++++ STORED ROWS ++++

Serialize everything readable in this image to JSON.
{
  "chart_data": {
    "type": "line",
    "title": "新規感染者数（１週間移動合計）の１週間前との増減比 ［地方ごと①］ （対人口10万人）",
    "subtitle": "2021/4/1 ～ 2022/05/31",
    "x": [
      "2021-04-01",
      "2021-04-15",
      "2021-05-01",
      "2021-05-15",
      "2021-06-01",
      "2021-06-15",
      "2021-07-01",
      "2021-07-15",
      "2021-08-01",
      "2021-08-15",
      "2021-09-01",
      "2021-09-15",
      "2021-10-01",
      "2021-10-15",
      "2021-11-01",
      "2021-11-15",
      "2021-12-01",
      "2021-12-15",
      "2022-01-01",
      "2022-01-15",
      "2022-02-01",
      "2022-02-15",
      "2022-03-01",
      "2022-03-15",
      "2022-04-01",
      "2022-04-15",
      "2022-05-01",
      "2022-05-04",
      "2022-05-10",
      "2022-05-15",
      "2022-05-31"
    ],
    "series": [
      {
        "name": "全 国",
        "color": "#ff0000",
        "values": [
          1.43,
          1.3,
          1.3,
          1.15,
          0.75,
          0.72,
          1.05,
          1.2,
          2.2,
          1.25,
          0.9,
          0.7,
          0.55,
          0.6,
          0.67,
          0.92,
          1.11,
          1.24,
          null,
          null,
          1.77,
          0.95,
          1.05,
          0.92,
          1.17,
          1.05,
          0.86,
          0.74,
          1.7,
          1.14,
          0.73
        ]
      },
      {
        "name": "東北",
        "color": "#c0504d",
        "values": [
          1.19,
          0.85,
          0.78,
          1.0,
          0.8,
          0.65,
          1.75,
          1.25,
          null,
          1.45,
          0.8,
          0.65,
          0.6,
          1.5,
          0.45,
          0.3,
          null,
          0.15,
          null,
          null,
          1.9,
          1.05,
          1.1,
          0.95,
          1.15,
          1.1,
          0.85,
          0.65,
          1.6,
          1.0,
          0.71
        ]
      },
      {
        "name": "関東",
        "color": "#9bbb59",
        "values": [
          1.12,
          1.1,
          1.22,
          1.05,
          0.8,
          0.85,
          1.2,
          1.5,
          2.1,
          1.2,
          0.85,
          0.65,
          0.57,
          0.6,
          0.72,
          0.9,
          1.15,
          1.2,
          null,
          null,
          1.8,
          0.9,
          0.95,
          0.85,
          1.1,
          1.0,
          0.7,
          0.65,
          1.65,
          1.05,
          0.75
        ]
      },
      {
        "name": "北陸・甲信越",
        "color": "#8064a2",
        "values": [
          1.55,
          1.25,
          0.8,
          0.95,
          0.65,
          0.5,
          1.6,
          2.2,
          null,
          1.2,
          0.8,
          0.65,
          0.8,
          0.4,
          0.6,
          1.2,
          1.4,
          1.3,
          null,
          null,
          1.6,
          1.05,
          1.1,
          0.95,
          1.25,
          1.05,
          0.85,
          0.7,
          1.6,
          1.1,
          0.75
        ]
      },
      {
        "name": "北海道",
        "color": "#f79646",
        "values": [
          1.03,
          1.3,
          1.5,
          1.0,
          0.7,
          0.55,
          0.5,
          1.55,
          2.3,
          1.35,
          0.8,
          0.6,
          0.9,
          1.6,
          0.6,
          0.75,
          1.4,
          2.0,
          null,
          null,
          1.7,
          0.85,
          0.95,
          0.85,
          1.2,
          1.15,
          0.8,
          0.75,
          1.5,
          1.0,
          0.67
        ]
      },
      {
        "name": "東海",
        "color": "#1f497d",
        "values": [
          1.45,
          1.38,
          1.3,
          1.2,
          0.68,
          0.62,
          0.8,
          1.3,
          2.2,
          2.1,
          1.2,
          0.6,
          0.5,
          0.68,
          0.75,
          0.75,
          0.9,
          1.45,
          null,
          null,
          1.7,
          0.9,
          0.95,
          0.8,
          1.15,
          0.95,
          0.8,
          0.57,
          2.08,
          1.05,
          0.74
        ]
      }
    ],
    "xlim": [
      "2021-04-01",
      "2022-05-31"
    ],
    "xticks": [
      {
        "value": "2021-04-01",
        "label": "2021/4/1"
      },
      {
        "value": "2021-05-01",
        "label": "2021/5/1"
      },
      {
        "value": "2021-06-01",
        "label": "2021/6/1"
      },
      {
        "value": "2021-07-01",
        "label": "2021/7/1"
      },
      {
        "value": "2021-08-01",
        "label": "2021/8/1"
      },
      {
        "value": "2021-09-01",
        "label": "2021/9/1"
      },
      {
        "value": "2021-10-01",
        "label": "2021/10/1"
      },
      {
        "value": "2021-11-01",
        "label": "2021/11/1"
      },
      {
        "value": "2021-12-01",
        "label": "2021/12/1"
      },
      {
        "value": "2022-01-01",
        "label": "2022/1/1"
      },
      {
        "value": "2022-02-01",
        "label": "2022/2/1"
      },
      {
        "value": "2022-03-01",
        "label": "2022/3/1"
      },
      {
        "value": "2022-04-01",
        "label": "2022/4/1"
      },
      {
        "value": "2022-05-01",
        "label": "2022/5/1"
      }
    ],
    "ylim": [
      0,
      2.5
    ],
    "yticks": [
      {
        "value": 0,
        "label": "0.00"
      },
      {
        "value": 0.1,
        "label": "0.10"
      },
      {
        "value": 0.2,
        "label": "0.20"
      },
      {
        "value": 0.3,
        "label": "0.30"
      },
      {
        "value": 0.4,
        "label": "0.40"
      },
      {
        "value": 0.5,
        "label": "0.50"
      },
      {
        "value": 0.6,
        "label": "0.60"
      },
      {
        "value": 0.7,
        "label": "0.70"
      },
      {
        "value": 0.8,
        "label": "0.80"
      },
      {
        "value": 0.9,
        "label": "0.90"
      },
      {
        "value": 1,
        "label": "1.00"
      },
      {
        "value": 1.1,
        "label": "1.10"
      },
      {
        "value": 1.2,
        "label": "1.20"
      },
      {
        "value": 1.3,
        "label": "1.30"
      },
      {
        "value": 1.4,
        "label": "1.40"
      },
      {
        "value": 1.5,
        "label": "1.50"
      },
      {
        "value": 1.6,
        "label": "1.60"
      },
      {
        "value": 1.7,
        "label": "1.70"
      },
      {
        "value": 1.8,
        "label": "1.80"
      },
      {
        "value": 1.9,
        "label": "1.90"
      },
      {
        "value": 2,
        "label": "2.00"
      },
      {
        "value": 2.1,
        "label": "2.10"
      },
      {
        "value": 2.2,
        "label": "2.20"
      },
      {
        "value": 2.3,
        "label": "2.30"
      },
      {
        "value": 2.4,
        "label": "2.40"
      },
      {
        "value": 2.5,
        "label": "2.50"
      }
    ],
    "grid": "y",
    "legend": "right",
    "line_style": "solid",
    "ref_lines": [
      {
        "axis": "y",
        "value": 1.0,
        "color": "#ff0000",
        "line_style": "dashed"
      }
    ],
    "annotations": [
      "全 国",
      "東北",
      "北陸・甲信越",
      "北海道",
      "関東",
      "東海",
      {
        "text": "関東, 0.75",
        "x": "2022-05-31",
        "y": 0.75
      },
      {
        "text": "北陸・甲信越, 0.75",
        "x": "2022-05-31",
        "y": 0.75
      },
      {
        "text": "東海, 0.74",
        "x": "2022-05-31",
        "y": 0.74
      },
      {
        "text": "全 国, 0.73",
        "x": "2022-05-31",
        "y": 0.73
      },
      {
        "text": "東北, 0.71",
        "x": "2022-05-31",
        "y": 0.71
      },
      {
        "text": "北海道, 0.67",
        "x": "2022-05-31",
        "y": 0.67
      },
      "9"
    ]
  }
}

++++

_GIVEN REQUEST_
Each record above should be output again exactly.

_OUTPUT OF THE EXERCISE_
Serialize everything readable in this image to JSON.
{
  "chart_data": {
    "type": "line",
    "title": "新規感染者数（１週間移動合計）の１週間前との増減比 ［地方ごと①］ （対人口10万人）",
    "subtitle": "2021/4/1 ～ 2022/05/31",
    "x": [
      "2021-04-01",
      "2021-04-15",
      "2021-05-01",
      "2021-05-15",
      "2021-06-01",
      "2021-06-15",
      "2021-07-01",
      "2021-07-15",
      "2021-08-01",
      "2021-08-15",
      "2021-09-01",
      "2021-09-15",
      "2021-10-01",
      "2021-10-15",
      "2021-11-01",
      "2021-11-15",
      "2021-12-01",
      "2021-12-15",
      "2022-01-01",
      "2022-01-15",
      "2022-02-01",
      "2022-02-15",
      "2022-03-01",
      "2022-03-15",
      "2022-04-01",
      "2022-04-15",
      "2022-05-01",
      "2022-05-04",
      "2022-05-10",
      "2022-05-15",
      "2022-05-31"
    ],
    "series": [
      {
        "name": "全 国",
        "color": "#ff0000",
        "values": [
          1.43,
          1.3,
          1.3,
          1.15,
          0.75,
          0.72,
          1.05,
          1.2,
          2.2,
          1.25,
          0.9,
          0.7,
          0.55,
          0.6,
          0.67,
          0.92,
          1.11,
          1.24,
          null,
          null,
          1.77,
          0.95,
          1.05,
          0.92,
          1.17,
          1.05,
          0.86,
          0.74,
          1.7,
          1.14,
          0.73
        ]
      },
      {
        "name": "東北",
        "color": "#c0504d",
        "values": [
          1.19,
          0.85,
          0.78,
          1.0,
          0.8,
          0.65,
          1.75,
          1.25,
          null,
          1.45,
          0.8,
          0.65,
          0.6,
          1.5,
          0.45,
          0.3,
          null,
          0.15,
          null,
          null,
          1.9,
          1.05,
          1.1,
          0.95,
          1.15,
          1.1,
          0.85,
          0.65,
          1.6,
          1.0,
          0.71
        ]
      },
      {
        "name": "関東",
        "color": "#9bbb59",
        "values": [
          1.12,
          1.1,
          1.22,
          1.05,
          0.8,
          0.85,
          1.2,
          1.5,
          2.1,
          1.2,
          0.85,
          0.65,
          0.57,
          0.6,
          0.72,
          0.9,
          1.15,
          1.2,
          null,
          null,
          1.8,
          0.9,
          0.95,
          0.85,
          1.1,
          1.0,
          0.7,
          0.65,
          1.65,
          1.05,
          0.75
        ]
      },
      {
        "name": "北陸・甲信越",
        "color": "#8064a2",
        "values": [
          1.55,
          1.25,
          0.8,
          0.95,
          0.65,
          0.5,
          1.6,
          2.2,
          null,
          1.2,
          0.8,
          0.65,
          0.8,
          0.4,
          0.6,
          1.2,
          1.4,
          1.3,
          null,
          null,
          1.6,
          1.05,
          1.1,
          0.95,
          1.25,
          1.05,
          0.85,
          0.7,
          1.6,
          1.1,
          0.75
        ]
      },
      {
        "name": "北海道",
        "color": "#f79646",
        "values": [
          1.03,
          1.3,
          1.5,
          1.0,
          0.7,
          0.55,
          0.5,
          1.55,
          2.3,
          1.35,
          0.8,
          0.6,
          0.9,
          1.6,
          0.6,
          0.75,
          1.4,
          2.0,
          null,
          null,
          1.7,
          0.85,
          0.95,
          0.85,
          1.2,
          1.15,
          0.8,
          0.75,
          1.5,
          1.0,
          0.67
        ]
      },
      {
        "name": "東海",
        "color": "#1f497d",
        "values": [
          1.45,
          1.38,
          1.3,
          1.2,
          0.68,
          0.62,
          0.8,
          1.3,
          2.2,
          2.1,
          1.2,
          0.6,
          0.5,
          0.68,
          0.75,
          0.75,
          0.9,
          1.45,
          null,
          null,
          1.7,
          0.9,
          0.95,
          0.8,
          1.15,
          0.95,
          0.8,
          0.57,
          2.08,
          1.05,
          0.74
        ]
      }
    ],
    "xlim": [
      "2021-04-01",
      "2022-05-31"
    ],
    "xticks": [
      {
        "value": "2021-04-01",
        "label": "2021/4/1"
      },
      {
        "value": "2021-05-01",
        "label": "2021/5/1"
      },
      {
        "value": "2021-06-01",
        "label": "2021/6/1"
      },
      {
        "value": "2021-07-01",
        "label": "2021/7/1"
      },
      {
        "value": "2021-08-01",
        "label": "2021/8/1"
      },
      {
        "value": "2021-09-01",
        "label": "2021/9/1"
      },
      {
        "value": "2021-10-01",
        "label": "2021/10/1"
      },
      {
        "value": "2021-11-01",
        "label": "2021/11/1"
      },
      {
        "value": "2021-12-01",
        "label": "2021/12/1"
      },
      {
        "value": "2022-01-01",
        "label": "2022/1/1"
      },
      {
        "value": "2022-02-01",
        "label": "2022/2/1"
      },
      {
        "value": "2022-03-01",
        "label": "2022/3/1"
      },
      {
        "value": "2022-04-01",
        "label": "2022/4/1"
      },
      {
        "value": "2022-05-01",
        "label": "2022/5/1"
      }
    ],
    "ylim": [
      0,
      2.5
    ],
    "yticks": [
      {
        "value": 0,
        "label": "0.00"
      },
      {
        "value": 0.1,
        "label": "0.10"
      },
      {
        "value": 0.2,
        "label": "0.20"
      },
      {
        "value": 0.3,
        "label": "0.30"
      },
      {
        "value": 0.4,
        "label": "0.40"
      },
      {
        "value": 0.5,
        "label": "0.50"
      },
      {
        "value": 0.6,
        "label": "0.60"
      },
      {
        "value": 0.7,
        "label": "0.70"
      },
      {
        "value": 0.8,
        "label": "0.80"
      },
      {
        "value": 0.9,
        "label": "0.90"
      },
      {
        "value": 1,
        "label": "1.00"
      },
      {
        "value": 1.1,
        "label": "1.10"
      },
      {
        "value": 1.2,
        "label": "1.20"
      },
      {
        "value": 1.3,
        "label": "1.30"
      },
      {
        "value": 1.4,
        "label": "1.40"
      },
      {
        "value": 1.5,
        "label": "1.50"
      },
      {
        "value": 1.6,
        "label": "1.60"
      },
      {
        "value": 1.7,
        "label": "1.70"
      },
      {
        "value": 1.8,
        "label": "1.80"
      },
      {
        "value": 1.9,
        "label": "1.90"
      },
      {
        "value": 2,
        "label": "2.00"
      },
      {
        "value": 2.1,
        "label": "2.10"
      },
      {
        "value": 2.2,
        "label": "2.20"
      },
      {
        "value": 2.3,
        "label": "2.30"
      },
      {
        "value": 2.4,
        "label": "2.40"
      },
      {
        "value": 2.5,
        "label": "2.50"
      }
    ],
    "grid": "y",
    "legend": "right",
    "line_style": "solid",
    "ref_lines": [
      {
        "axis": "y",
        "value": 1.0,
        "color": "#ff0000",
        "line_style": "dashed"
      }
    ],
    "annotations": [
      "全 国",
      "東北",
      "北陸・甲信越",
      "北海道",
      "関東",
      "東海",
      {
        "text": "関東, 0.75",
        "x": "2022-05-31",
        "y": 0.75
      },
      {
        "text": "北陸・甲信越, 0.75",
        "x": "2022-05-31",
        "y": 0.75
      },
      {
        "text": "東海, 0.74",
        "x": "2022-05-31",
        "y": 0.74
      },
      {
        "text": "全 国, 0.73",
        "x": "2022-05-31",
        "y": 0.73
      },
      {
        "text": "東北, 0.71",
        "x": "2022-05-31",
        "y": 0.71
      },
      {
        "text": "北海道, 0.67",
        "x": "2022-05-31",
        "y": 0.67
      },
      "9"
    ]
  }
}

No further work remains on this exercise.